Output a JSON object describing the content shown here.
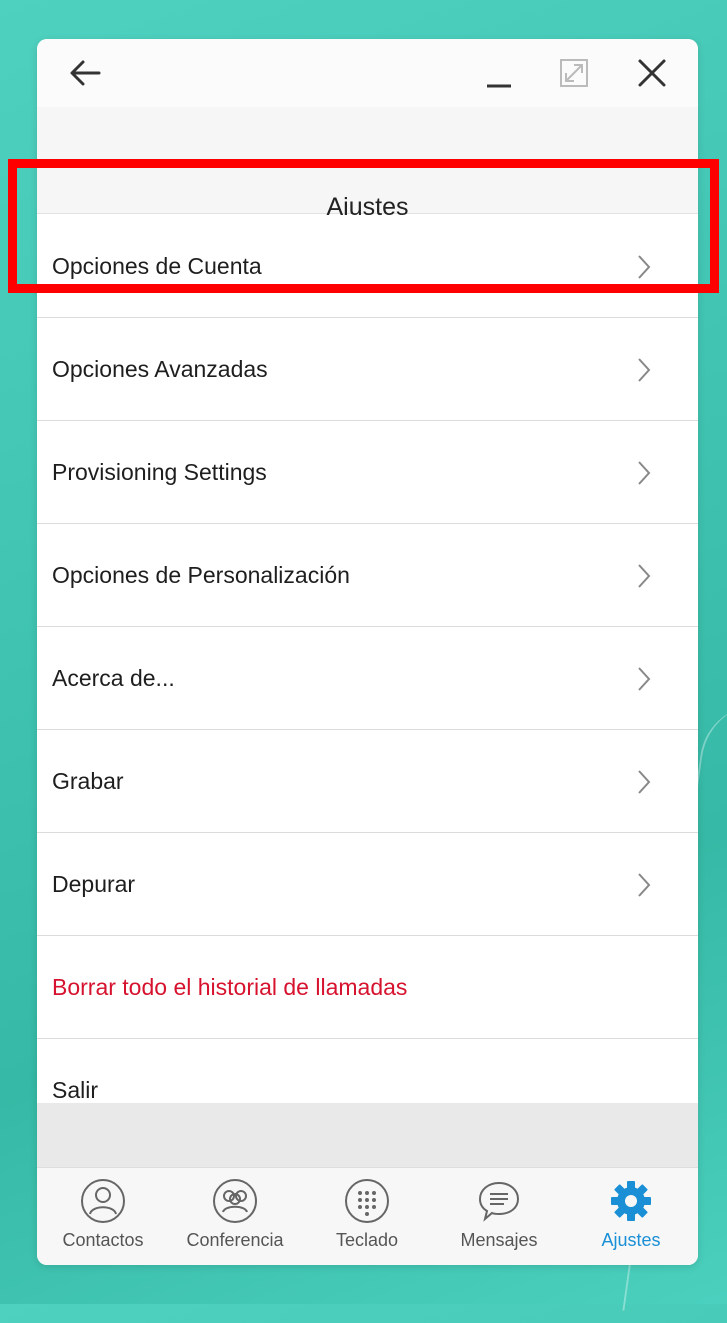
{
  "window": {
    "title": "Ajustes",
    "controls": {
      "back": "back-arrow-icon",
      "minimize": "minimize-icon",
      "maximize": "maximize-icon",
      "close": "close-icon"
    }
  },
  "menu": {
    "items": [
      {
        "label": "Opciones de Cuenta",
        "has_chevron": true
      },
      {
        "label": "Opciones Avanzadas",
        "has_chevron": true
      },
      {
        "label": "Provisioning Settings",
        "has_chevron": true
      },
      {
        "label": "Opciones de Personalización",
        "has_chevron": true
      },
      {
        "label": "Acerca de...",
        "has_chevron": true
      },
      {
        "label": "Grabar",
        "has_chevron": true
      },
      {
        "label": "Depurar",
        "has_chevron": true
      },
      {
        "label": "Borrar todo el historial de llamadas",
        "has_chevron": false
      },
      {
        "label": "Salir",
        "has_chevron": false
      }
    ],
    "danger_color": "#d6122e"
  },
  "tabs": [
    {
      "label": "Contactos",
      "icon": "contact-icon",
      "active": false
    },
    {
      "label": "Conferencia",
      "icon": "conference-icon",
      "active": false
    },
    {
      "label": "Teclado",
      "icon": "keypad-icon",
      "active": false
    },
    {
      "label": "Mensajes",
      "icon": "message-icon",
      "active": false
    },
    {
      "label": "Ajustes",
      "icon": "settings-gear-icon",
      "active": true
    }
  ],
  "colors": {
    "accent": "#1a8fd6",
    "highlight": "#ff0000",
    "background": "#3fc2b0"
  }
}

WHAT THE TASK ASKS - Copy every record character for character. Skip the pictures.

EXERCISE SOLUTION -
Output a JSON object describing the content shown here.
{
  "window": {
    "title": "Ajustes",
    "controls": {
      "back": "back-arrow-icon",
      "minimize": "minimize-icon",
      "maximize": "maximize-icon",
      "close": "close-icon"
    }
  },
  "menu": {
    "items": [
      {
        "label": "Opciones de Cuenta",
        "has_chevron": true
      },
      {
        "label": "Opciones Avanzadas",
        "has_chevron": true
      },
      {
        "label": "Provisioning Settings",
        "has_chevron": true
      },
      {
        "label": "Opciones de Personalización",
        "has_chevron": true
      },
      {
        "label": "Acerca de...",
        "has_chevron": true
      },
      {
        "label": "Grabar",
        "has_chevron": true
      },
      {
        "label": "Depurar",
        "has_chevron": true
      },
      {
        "label": "Borrar todo el historial de llamadas",
        "has_chevron": false
      },
      {
        "label": "Salir",
        "has_chevron": false
      }
    ],
    "danger_color": "#d6122e"
  },
  "tabs": [
    {
      "label": "Contactos",
      "icon": "contact-icon",
      "active": false
    },
    {
      "label": "Conferencia",
      "icon": "conference-icon",
      "active": false
    },
    {
      "label": "Teclado",
      "icon": "keypad-icon",
      "active": false
    },
    {
      "label": "Mensajes",
      "icon": "message-icon",
      "active": false
    },
    {
      "label": "Ajustes",
      "icon": "settings-gear-icon",
      "active": true
    }
  ],
  "colors": {
    "accent": "#1a8fd6",
    "highlight": "#ff0000",
    "background": "#3fc2b0"
  }
}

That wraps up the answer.